# Exercise:
Lines holding the string "text" are the ones to copy; find them all in the data.

[Dataset items]
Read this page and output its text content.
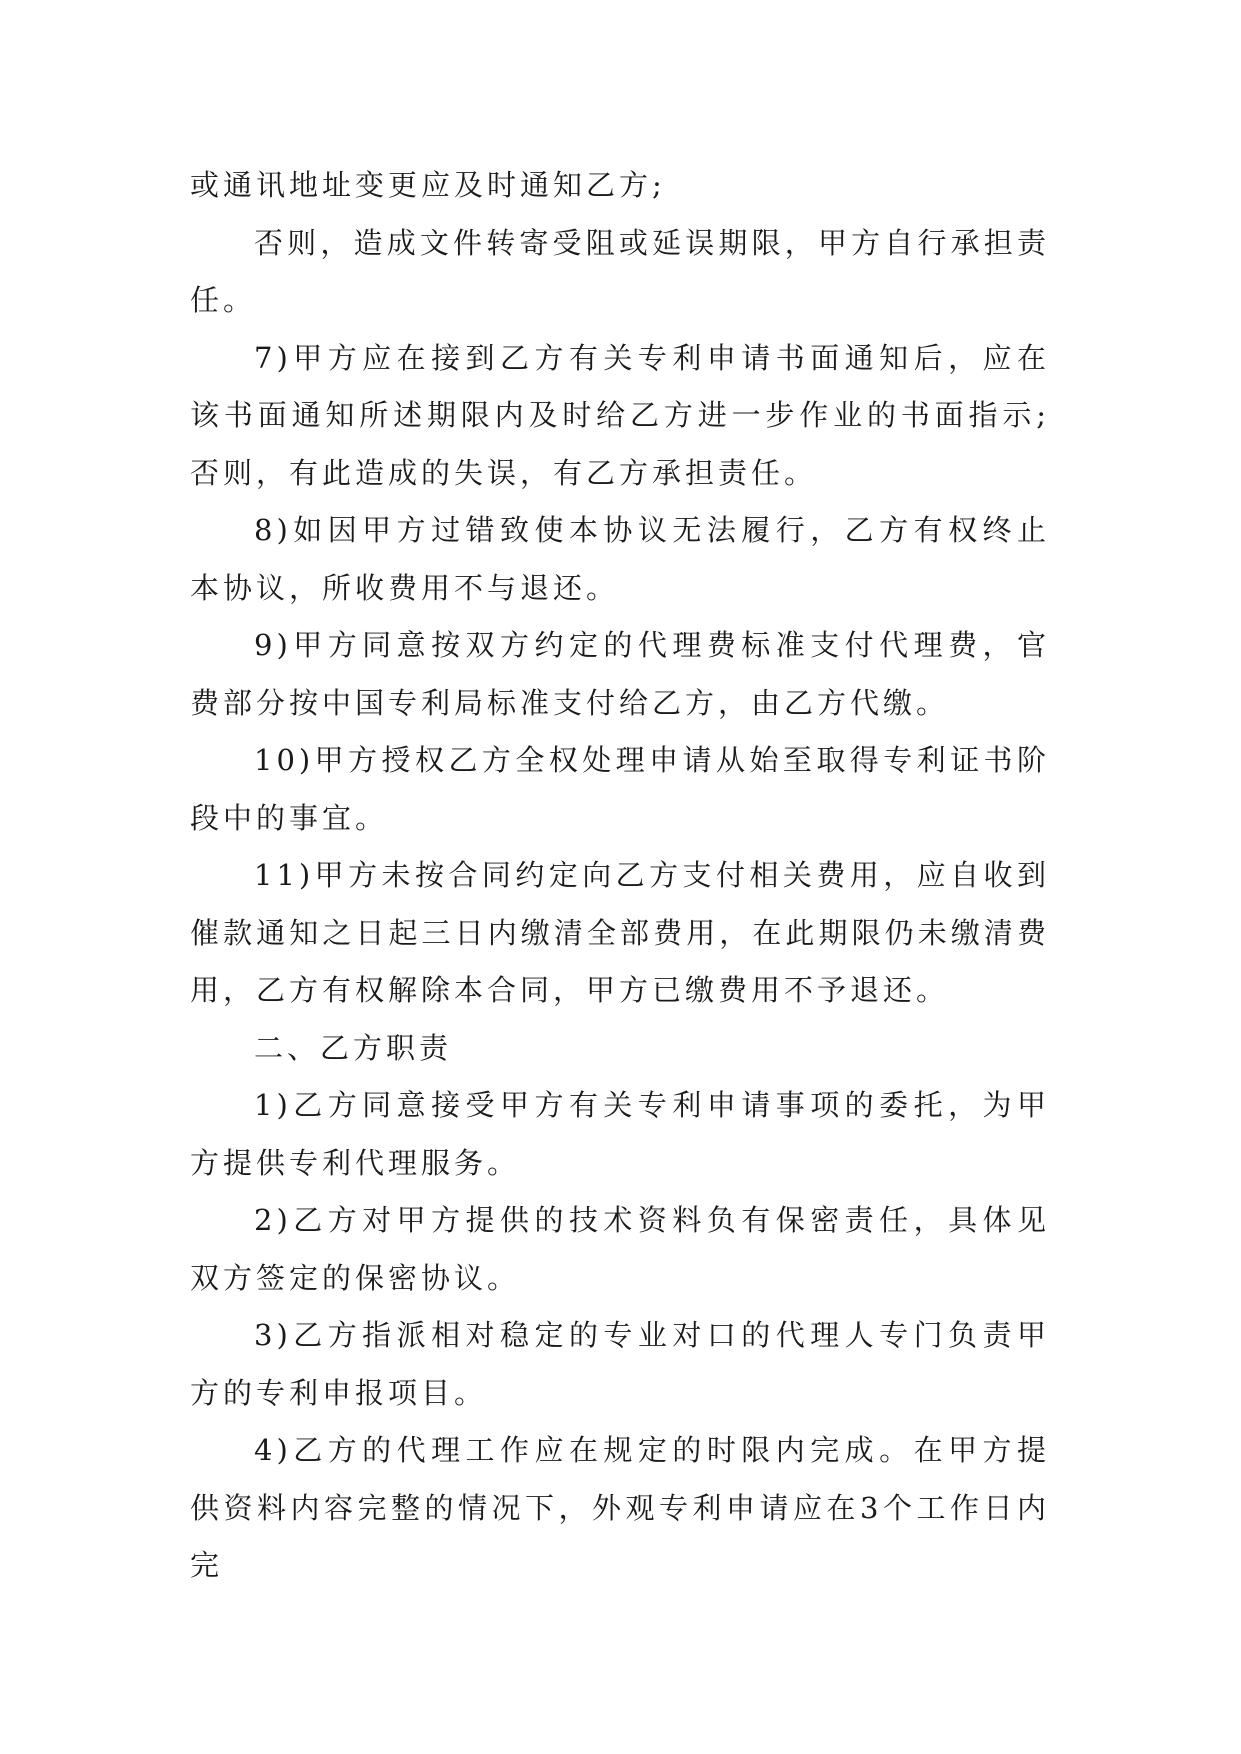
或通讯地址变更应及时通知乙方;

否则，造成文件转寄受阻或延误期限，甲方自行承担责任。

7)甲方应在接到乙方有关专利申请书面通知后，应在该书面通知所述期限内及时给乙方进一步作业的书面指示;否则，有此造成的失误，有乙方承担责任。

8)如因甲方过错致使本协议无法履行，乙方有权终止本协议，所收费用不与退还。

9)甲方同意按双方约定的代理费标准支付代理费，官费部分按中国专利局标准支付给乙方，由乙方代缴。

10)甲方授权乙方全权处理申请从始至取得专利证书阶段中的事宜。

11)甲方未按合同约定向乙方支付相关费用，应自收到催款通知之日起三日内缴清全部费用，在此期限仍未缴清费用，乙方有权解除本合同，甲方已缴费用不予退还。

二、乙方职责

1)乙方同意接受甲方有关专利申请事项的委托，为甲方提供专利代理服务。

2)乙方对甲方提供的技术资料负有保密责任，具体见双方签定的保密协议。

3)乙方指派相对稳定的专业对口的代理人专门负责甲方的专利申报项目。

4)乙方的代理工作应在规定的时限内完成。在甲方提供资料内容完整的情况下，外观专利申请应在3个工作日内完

...

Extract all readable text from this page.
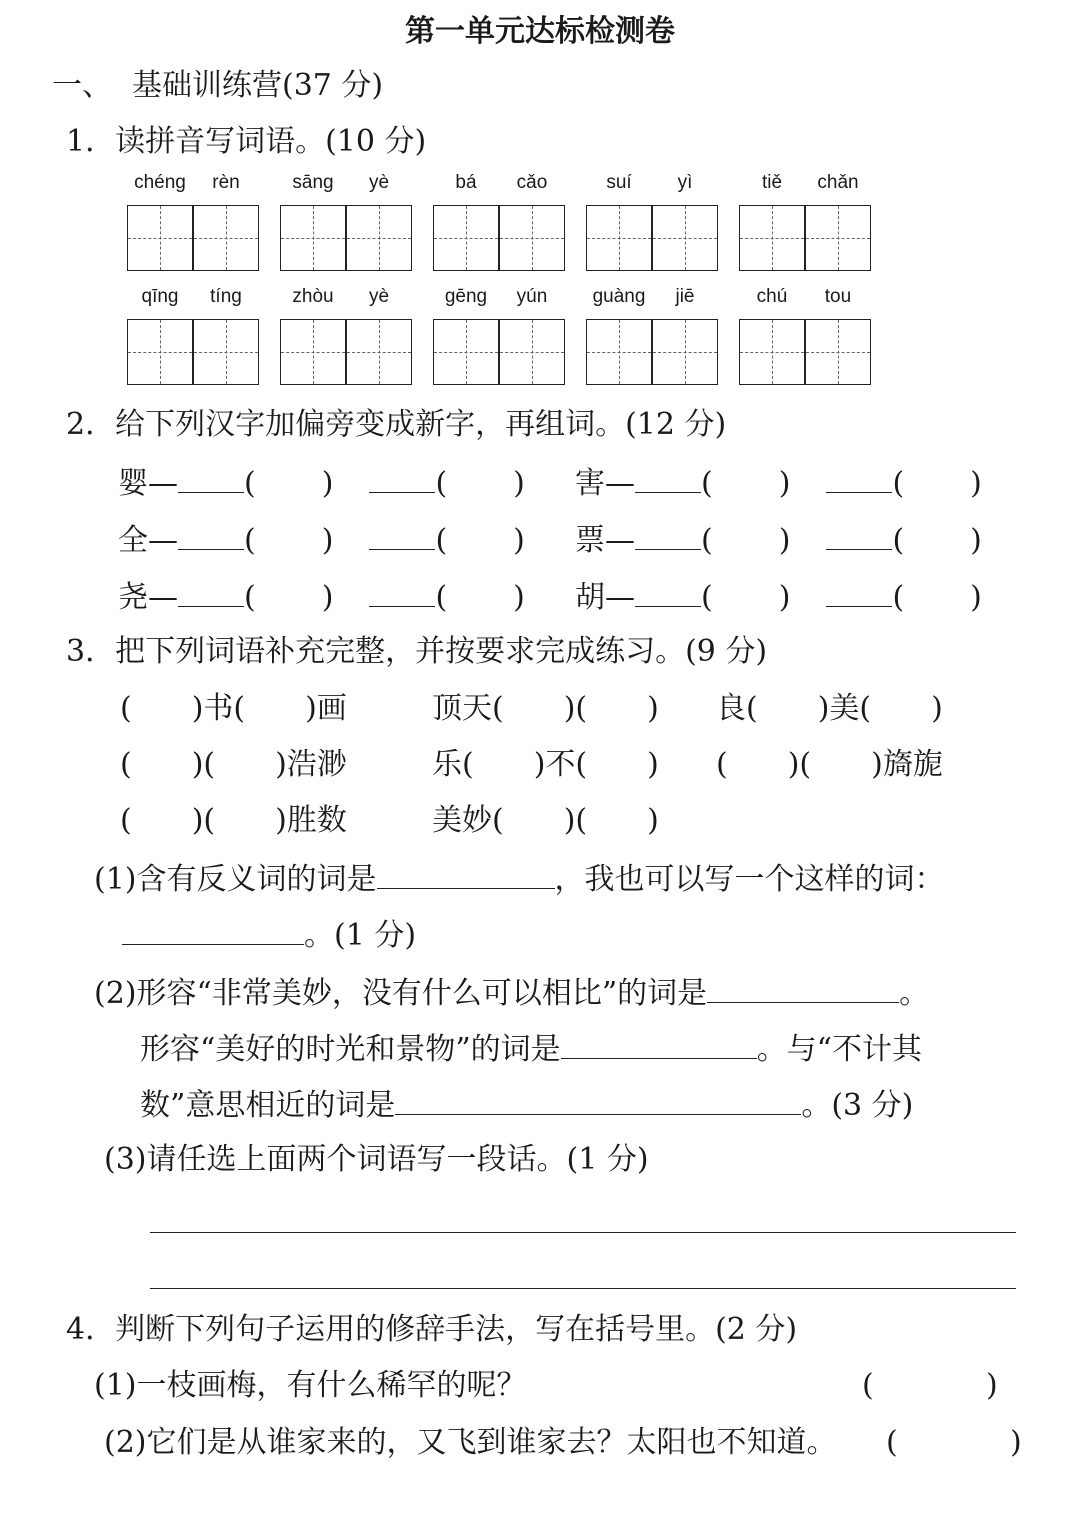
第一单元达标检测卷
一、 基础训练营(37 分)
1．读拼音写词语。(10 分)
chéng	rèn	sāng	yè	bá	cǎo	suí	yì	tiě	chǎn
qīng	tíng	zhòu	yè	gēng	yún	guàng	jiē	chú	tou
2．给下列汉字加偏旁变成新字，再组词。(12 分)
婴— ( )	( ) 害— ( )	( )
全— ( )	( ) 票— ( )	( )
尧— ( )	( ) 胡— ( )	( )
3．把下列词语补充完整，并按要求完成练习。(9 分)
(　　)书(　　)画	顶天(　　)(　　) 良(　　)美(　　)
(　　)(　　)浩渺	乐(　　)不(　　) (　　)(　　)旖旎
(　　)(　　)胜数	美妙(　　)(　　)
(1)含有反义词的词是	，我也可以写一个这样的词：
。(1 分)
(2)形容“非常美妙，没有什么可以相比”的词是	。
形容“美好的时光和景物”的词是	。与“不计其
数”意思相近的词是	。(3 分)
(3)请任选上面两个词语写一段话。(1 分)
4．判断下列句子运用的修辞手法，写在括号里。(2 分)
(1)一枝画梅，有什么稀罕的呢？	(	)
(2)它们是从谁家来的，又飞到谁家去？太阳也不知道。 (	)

# Response below:
Read this page and output its text content.
Extract all readable text from this page.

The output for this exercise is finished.